:: Spatial annotation records ::

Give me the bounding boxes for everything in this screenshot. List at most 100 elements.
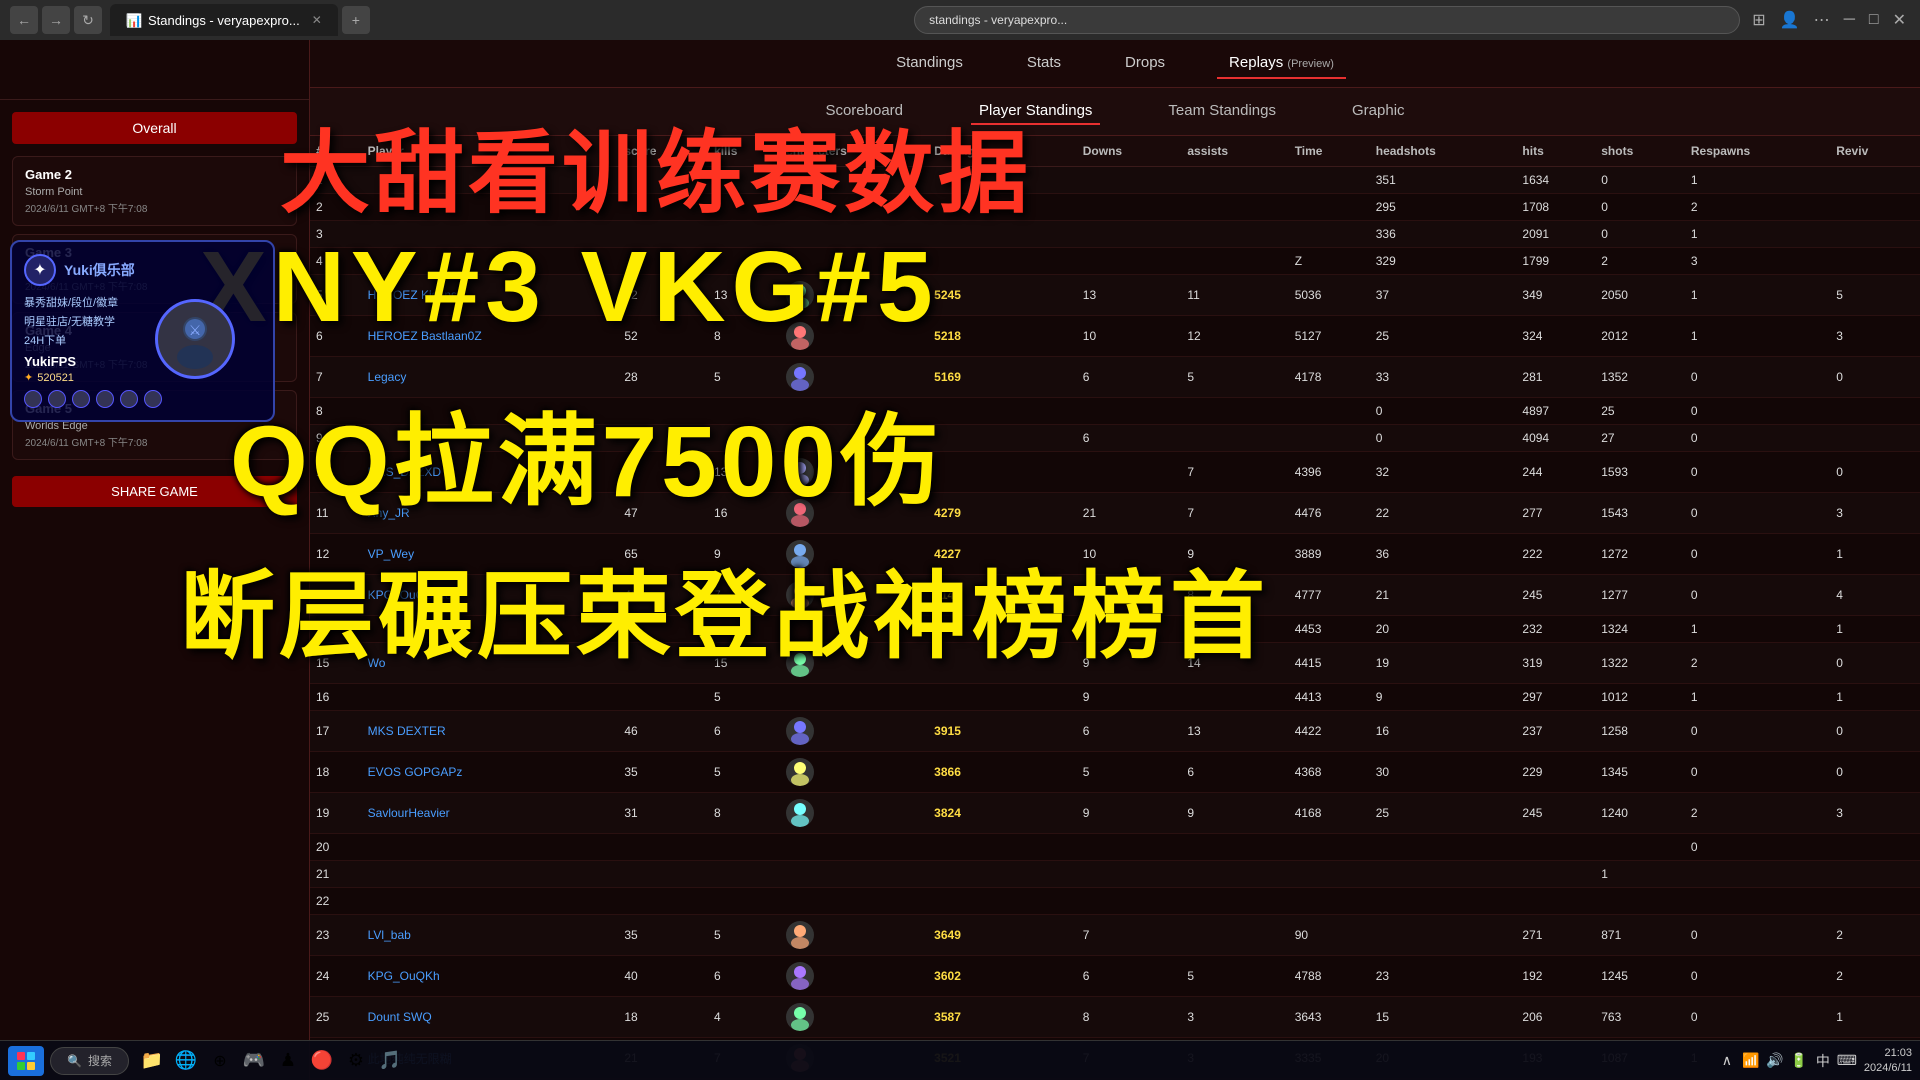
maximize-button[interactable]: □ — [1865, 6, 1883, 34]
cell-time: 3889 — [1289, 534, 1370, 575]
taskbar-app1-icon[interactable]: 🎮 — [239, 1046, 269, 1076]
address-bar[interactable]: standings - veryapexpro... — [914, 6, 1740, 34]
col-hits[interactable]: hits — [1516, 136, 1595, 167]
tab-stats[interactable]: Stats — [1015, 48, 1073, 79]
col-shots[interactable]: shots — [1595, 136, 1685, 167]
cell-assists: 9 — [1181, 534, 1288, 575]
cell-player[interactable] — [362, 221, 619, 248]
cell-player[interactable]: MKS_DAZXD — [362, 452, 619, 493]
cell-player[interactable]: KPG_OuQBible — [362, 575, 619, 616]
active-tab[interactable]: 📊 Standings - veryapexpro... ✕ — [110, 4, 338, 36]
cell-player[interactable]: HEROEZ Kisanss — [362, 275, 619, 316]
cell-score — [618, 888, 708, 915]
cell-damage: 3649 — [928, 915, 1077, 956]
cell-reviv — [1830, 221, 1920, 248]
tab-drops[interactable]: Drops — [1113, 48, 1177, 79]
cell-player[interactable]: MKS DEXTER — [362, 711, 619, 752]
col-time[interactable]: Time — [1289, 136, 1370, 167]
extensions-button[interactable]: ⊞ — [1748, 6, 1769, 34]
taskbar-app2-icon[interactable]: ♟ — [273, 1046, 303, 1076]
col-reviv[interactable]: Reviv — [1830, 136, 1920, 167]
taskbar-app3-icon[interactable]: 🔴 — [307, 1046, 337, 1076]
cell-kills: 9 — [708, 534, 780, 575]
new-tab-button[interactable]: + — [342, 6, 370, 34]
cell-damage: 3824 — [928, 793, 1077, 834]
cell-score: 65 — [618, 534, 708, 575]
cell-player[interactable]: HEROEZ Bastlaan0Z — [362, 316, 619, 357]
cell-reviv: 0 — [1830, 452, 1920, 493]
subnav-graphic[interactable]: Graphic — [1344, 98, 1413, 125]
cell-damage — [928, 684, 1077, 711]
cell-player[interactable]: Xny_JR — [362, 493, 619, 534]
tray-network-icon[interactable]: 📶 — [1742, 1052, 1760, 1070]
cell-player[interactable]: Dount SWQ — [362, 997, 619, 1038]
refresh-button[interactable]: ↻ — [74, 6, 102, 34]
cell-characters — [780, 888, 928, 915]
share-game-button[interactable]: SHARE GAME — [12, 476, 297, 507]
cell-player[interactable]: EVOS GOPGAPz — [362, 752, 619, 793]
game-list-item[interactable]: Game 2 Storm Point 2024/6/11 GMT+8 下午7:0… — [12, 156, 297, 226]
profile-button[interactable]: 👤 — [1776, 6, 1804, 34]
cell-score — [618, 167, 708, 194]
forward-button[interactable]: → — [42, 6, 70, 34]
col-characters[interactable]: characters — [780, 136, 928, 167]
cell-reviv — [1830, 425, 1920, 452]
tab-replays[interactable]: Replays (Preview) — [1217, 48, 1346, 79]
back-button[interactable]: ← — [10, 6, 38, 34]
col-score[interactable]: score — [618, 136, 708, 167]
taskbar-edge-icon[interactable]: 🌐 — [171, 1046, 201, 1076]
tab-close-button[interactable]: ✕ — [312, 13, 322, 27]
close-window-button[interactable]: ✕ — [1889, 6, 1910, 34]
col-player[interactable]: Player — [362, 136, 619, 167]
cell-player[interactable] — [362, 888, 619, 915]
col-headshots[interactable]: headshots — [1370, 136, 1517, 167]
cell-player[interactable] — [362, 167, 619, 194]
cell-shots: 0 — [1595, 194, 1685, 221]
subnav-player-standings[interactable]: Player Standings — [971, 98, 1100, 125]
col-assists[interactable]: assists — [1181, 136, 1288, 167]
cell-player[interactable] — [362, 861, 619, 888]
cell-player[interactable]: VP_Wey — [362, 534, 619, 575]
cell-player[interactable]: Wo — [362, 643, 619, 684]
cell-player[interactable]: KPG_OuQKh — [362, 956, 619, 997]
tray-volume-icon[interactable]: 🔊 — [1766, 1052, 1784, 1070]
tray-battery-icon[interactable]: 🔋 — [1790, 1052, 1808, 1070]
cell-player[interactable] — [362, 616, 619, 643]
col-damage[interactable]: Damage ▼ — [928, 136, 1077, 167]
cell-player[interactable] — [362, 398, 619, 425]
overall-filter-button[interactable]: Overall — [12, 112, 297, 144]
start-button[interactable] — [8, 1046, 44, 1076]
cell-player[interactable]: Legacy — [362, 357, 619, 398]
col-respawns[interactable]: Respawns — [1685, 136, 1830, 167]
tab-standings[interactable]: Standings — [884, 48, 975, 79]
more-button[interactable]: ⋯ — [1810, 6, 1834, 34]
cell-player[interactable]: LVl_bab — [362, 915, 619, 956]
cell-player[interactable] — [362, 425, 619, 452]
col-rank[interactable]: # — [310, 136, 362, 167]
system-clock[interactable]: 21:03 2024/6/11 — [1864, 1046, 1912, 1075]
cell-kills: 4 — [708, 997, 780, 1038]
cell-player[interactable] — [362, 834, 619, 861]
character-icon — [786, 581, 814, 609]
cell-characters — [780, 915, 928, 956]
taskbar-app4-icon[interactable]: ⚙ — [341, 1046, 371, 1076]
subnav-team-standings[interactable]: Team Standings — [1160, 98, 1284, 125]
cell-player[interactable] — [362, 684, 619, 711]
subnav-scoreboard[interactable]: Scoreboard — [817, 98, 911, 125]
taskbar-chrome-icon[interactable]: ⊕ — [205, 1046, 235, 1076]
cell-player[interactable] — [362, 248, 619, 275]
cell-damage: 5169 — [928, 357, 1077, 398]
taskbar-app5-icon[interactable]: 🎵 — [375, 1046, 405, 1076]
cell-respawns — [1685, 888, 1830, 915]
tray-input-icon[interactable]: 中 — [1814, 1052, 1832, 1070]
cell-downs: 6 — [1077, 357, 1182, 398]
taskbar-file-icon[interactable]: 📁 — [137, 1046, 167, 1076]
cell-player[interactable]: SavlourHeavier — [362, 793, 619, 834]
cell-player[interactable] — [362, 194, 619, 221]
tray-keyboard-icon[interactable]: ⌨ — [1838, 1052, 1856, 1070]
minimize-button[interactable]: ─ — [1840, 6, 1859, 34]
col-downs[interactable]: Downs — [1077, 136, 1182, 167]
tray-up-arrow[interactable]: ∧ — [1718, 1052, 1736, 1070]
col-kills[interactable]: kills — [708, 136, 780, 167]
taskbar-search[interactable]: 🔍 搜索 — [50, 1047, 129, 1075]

:: WHAT YOU NEED TO DO ::
Copy out every line of the material above that contains the string "assists", with case counting.

:: RESPONSE ::
cell-assists: 9 — [1181, 534, 1288, 575]
col-assists[interactable]: assists — [1181, 136, 1288, 167]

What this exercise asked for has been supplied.